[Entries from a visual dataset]
——

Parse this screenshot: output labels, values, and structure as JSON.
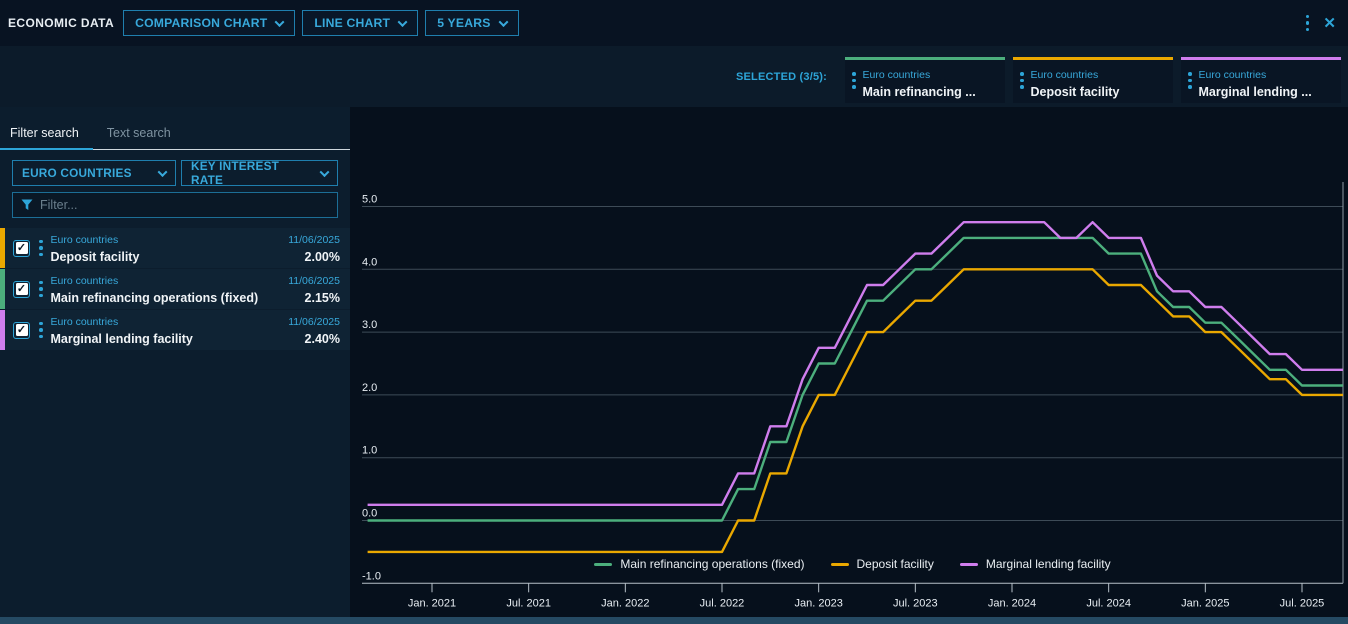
{
  "colors": {
    "accent": "#2da5d8",
    "green": "#4caf7d",
    "yellow": "#eaa800",
    "purple": "#cf7ded"
  },
  "top_bar": {
    "title": "ECONOMIC DATA",
    "chart_type_dropdown": "COMPARISON CHART",
    "style_dropdown": "LINE CHART",
    "range_dropdown": "5 YEARS"
  },
  "selected_bar": {
    "label": "SELECTED (3/5):",
    "chips": [
      {
        "category": "Euro countries",
        "name": "Main refinancing ...",
        "color": "#4caf7d"
      },
      {
        "category": "Euro countries",
        "name": "Deposit facility",
        "color": "#eaa800"
      },
      {
        "category": "Euro countries",
        "name": "Marginal lending ...",
        "color": "#cf7ded"
      }
    ]
  },
  "sidebar": {
    "tabs": [
      {
        "label": "Filter search",
        "active": true
      },
      {
        "label": "Text search",
        "active": false
      }
    ],
    "category_dropdown": "EURO COUNTRIES",
    "dataset_dropdown": "KEY INTEREST RATE",
    "filter_placeholder": "Filter...",
    "items": [
      {
        "category": "Euro countries",
        "name": "Deposit facility",
        "date": "11/06/2025",
        "value": "2.00%",
        "color": "#eaa800",
        "checked": true
      },
      {
        "category": "Euro countries",
        "name": "Main refinancing operations (fixed)",
        "date": "11/06/2025",
        "value": "2.15%",
        "color": "#4caf7d",
        "checked": true
      },
      {
        "category": "Euro countries",
        "name": "Marginal lending facility",
        "date": "11/06/2025",
        "value": "2.40%",
        "color": "#cf7ded",
        "checked": true
      }
    ]
  },
  "chart_data": {
    "type": "line",
    "title": "",
    "xlabel": "",
    "ylabel": "",
    "ylim": [
      -1.0,
      5.0
    ],
    "x_range": [
      "2020-09",
      "2025-10"
    ],
    "grid": true,
    "legend_position": "bottom-center",
    "y_ticks": [
      5.0,
      4.0,
      3.0,
      2.0,
      1.0,
      0.0,
      -1.0
    ],
    "x_ticks": [
      "Jan. 2021",
      "Jul. 2021",
      "Jan. 2022",
      "Jul. 2022",
      "Jan. 2023",
      "Jul. 2023",
      "Jan. 2024",
      "Jul. 2024",
      "Jan. 2025",
      "Jul. 2025"
    ],
    "series": [
      {
        "name": "Main refinancing operations (fixed)",
        "color": "#4caf7d",
        "unit": "%",
        "points": [
          [
            "2020-09",
            0.0
          ],
          [
            "2022-08",
            0.5
          ],
          [
            "2022-10",
            1.25
          ],
          [
            "2022-12",
            2.0
          ],
          [
            "2023-01",
            2.5
          ],
          [
            "2023-03",
            3.0
          ],
          [
            "2023-04",
            3.5
          ],
          [
            "2023-06",
            3.75
          ],
          [
            "2023-07",
            4.0
          ],
          [
            "2023-09",
            4.25
          ],
          [
            "2023-10",
            4.5
          ],
          [
            "2024-07",
            4.25
          ],
          [
            "2024-10",
            3.65
          ],
          [
            "2024-11",
            3.4
          ],
          [
            "2025-01",
            3.15
          ],
          [
            "2025-03",
            2.9
          ],
          [
            "2025-04",
            2.65
          ],
          [
            "2025-05",
            2.4
          ],
          [
            "2025-07",
            2.15
          ]
        ]
      },
      {
        "name": "Deposit facility",
        "color": "#eaa800",
        "unit": "%",
        "points": [
          [
            "2020-09",
            -0.5
          ],
          [
            "2022-08",
            0.0
          ],
          [
            "2022-10",
            0.75
          ],
          [
            "2022-12",
            1.5
          ],
          [
            "2023-01",
            2.0
          ],
          [
            "2023-03",
            2.5
          ],
          [
            "2023-04",
            3.0
          ],
          [
            "2023-06",
            3.25
          ],
          [
            "2023-07",
            3.5
          ],
          [
            "2023-09",
            3.75
          ],
          [
            "2023-10",
            4.0
          ],
          [
            "2024-07",
            3.75
          ],
          [
            "2024-10",
            3.5
          ],
          [
            "2024-11",
            3.25
          ],
          [
            "2025-01",
            3.0
          ],
          [
            "2025-03",
            2.75
          ],
          [
            "2025-04",
            2.5
          ],
          [
            "2025-05",
            2.25
          ],
          [
            "2025-07",
            2.0
          ]
        ]
      },
      {
        "name": "Marginal lending facility",
        "color": "#cf7ded",
        "unit": "%",
        "points": [
          [
            "2020-09",
            0.25
          ],
          [
            "2022-08",
            0.75
          ],
          [
            "2022-10",
            1.5
          ],
          [
            "2022-12",
            2.25
          ],
          [
            "2023-01",
            2.75
          ],
          [
            "2023-03",
            3.25
          ],
          [
            "2023-04",
            3.75
          ],
          [
            "2023-06",
            4.0
          ],
          [
            "2023-07",
            4.25
          ],
          [
            "2023-09",
            4.5
          ],
          [
            "2023-10",
            4.75
          ],
          [
            "2024-04",
            4.5
          ],
          [
            "2024-06",
            4.75
          ],
          [
            "2024-07",
            4.5
          ],
          [
            "2024-10",
            3.9
          ],
          [
            "2024-11",
            3.65
          ],
          [
            "2025-01",
            3.4
          ],
          [
            "2025-03",
            3.15
          ],
          [
            "2025-04",
            2.9
          ],
          [
            "2025-05",
            2.65
          ],
          [
            "2025-07",
            2.4
          ]
        ]
      }
    ]
  }
}
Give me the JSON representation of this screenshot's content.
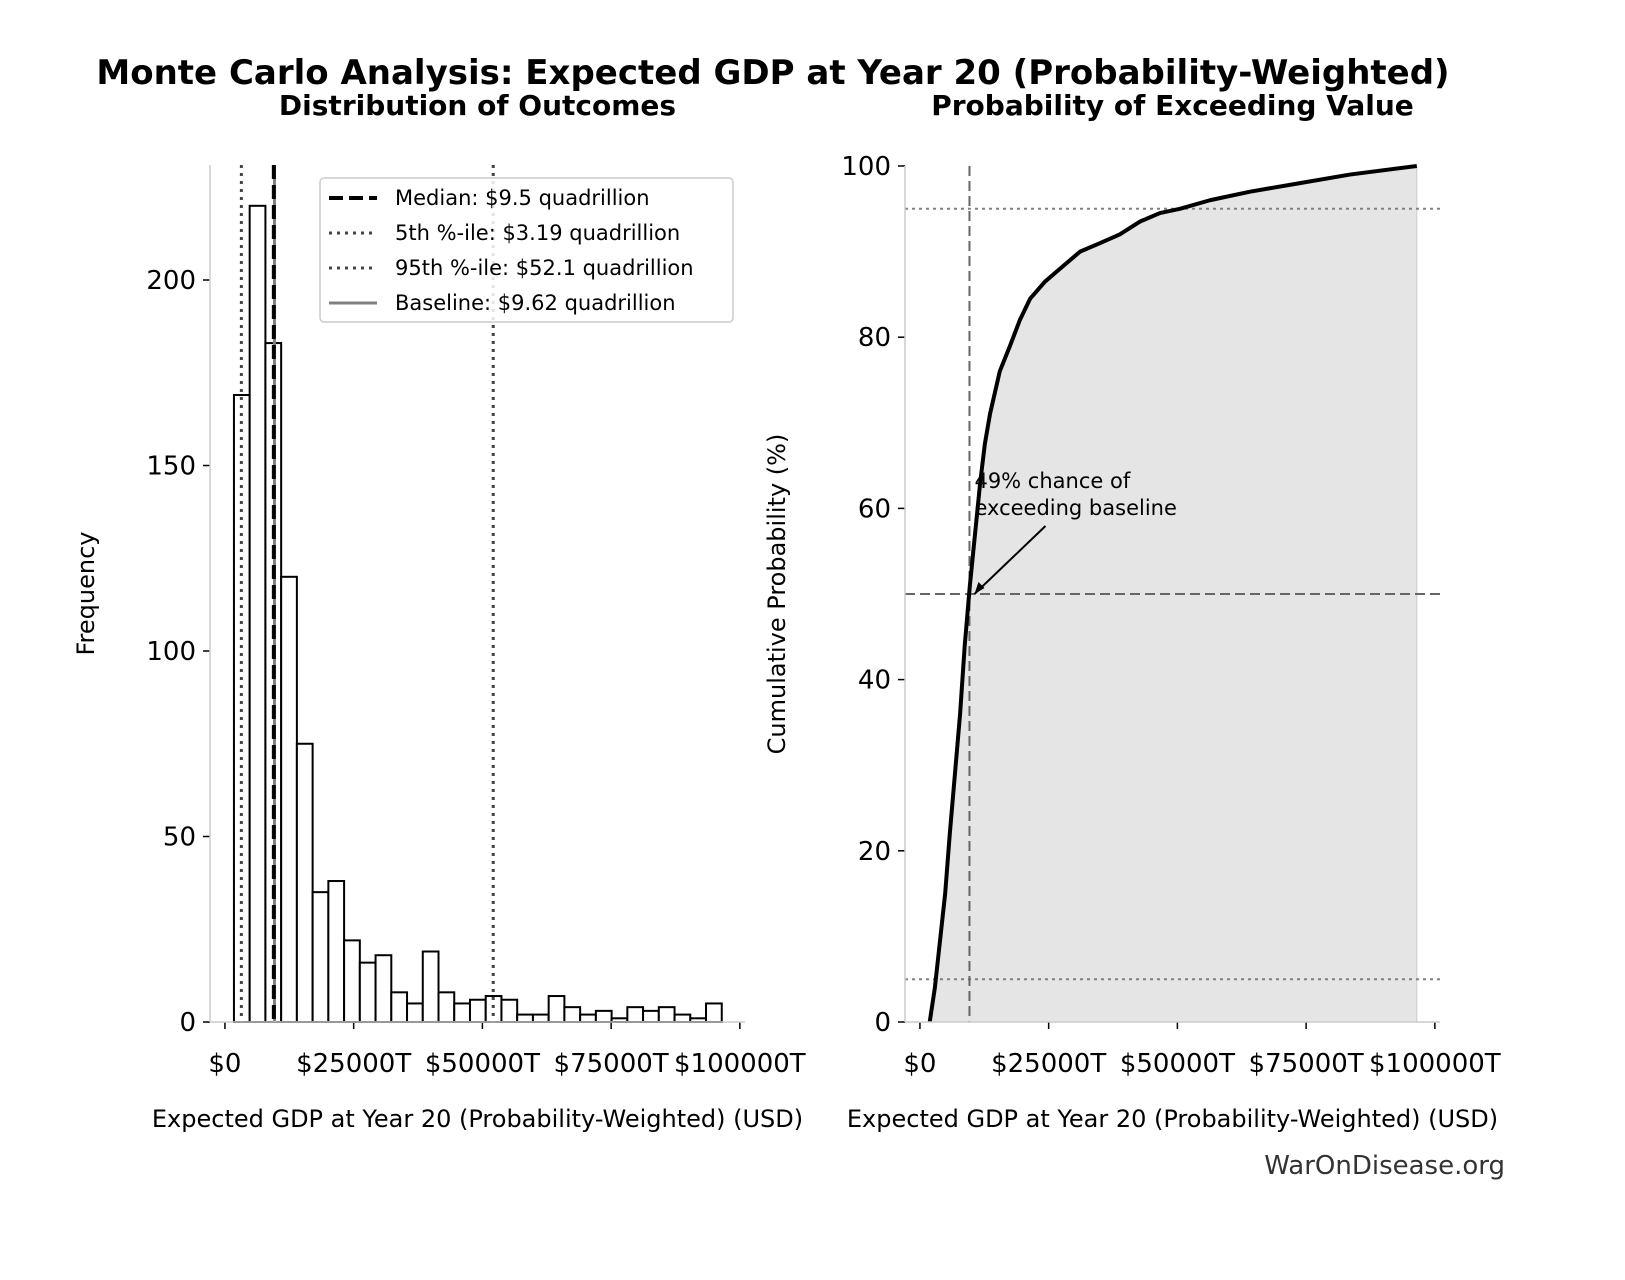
{
  "title": "Monte Carlo Analysis: Expected GDP at Year 20 (Probability-Weighted)",
  "source": "WarOnDisease.org",
  "chart_data": [
    {
      "type": "histogram",
      "title": "Distribution of Outcomes",
      "x_label": "Expected GDP at Year 20 (Probability-Weighted) (USD)",
      "y_label": "Frequency",
      "bins": [
        1750,
        4806,
        7862,
        10918,
        13974,
        17030,
        20086,
        23142,
        26198,
        29254,
        32310,
        35366,
        38422,
        41478,
        44534,
        47590,
        50646,
        53702,
        56758,
        59814,
        62870,
        65926,
        68982,
        72038,
        75094,
        78150,
        81206,
        84262,
        87318,
        90374,
        93430,
        96486
      ],
      "values": [
        169,
        220,
        183,
        120,
        75,
        35,
        38,
        22,
        16,
        18,
        8,
        5,
        19,
        8,
        5,
        6,
        7,
        6,
        2,
        2,
        7,
        4,
        2,
        3,
        1,
        4,
        3,
        4,
        2,
        1,
        5
      ],
      "color": "#ffffff",
      "edge_color": "#000000",
      "xlim": [
        -2900,
        101000
      ],
      "ylim": [
        0,
        231
      ],
      "xticks": [
        {
          "value": 0,
          "label": "$0"
        },
        {
          "value": 25000,
          "label": "$25000T"
        },
        {
          "value": 50000,
          "label": "$50000T"
        },
        {
          "value": 75000,
          "label": "$75000T"
        },
        {
          "value": 100000,
          "label": "$100000T"
        }
      ],
      "yticks": [
        0,
        50,
        100,
        150,
        200
      ],
      "legend": "upper right",
      "lines": [
        {
          "name": "Median: $9.5 quadrillion",
          "value": 9500,
          "style": "dashed",
          "color": "#000000"
        },
        {
          "name": "5th %-ile: $3.19 quadrillion",
          "value": 3190,
          "style": "dotted",
          "color": "#444444"
        },
        {
          "name": "95th %-ile: $52.1 quadrillion",
          "value": 52100,
          "style": "dotted",
          "color": "#444444"
        },
        {
          "name": "Baseline: $9.62 quadrillion",
          "value": 9620,
          "style": "solid",
          "color": "#808080"
        }
      ]
    },
    {
      "type": "cdf",
      "title": "Probability of Exceeding Value",
      "x_label": "Expected GDP at Year 20 (Probability-Weighted) (USD)",
      "y_label": "Cumulative Probability (%)",
      "x": [
        1900,
        2900,
        3900,
        4900,
        5800,
        6800,
        7800,
        8700,
        9700,
        10700,
        11700,
        12600,
        13600,
        15500,
        17500,
        19400,
        21400,
        24300,
        27200,
        31100,
        35000,
        38800,
        42700,
        46600,
        50500,
        56300,
        64100,
        73800,
        83500,
        96500
      ],
      "values": [
        0,
        4,
        9.5,
        15,
        22,
        29,
        36,
        44,
        51,
        57,
        63,
        67.5,
        71,
        76,
        79,
        82,
        84.5,
        86.5,
        88,
        90,
        91,
        92,
        93.5,
        94.5,
        95,
        96,
        97,
        98,
        99,
        100
      ],
      "color": "#000000",
      "fill_color": "#e5e5e5",
      "xlim": [
        -2900,
        101000
      ],
      "ylim": [
        0,
        100
      ],
      "xticks": [
        {
          "value": 0,
          "label": "$0"
        },
        {
          "value": 25000,
          "label": "$25000T"
        },
        {
          "value": 50000,
          "label": "$50000T"
        },
        {
          "value": 75000,
          "label": "$75000T"
        },
        {
          "value": 100000,
          "label": "$100000T"
        }
      ],
      "yticks": [
        0,
        20,
        40,
        60,
        80,
        100
      ],
      "vlines": [
        {
          "value": 9620,
          "style": "dashed",
          "color": "#666666"
        }
      ],
      "hlines": [
        {
          "value": 5,
          "style": "dotted",
          "color": "#808080"
        },
        {
          "value": 50,
          "style": "dashed",
          "color": "#666666"
        },
        {
          "value": 95,
          "style": "dotted",
          "color": "#808080"
        }
      ],
      "annotation": {
        "lines": [
          "49% chance of",
          "exceeding baseline"
        ],
        "x": 9620,
        "y": 50
      }
    }
  ]
}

——

» Problem statement
Read the data above and count the lines that include "Probability". Answer only with the count.

» In response
5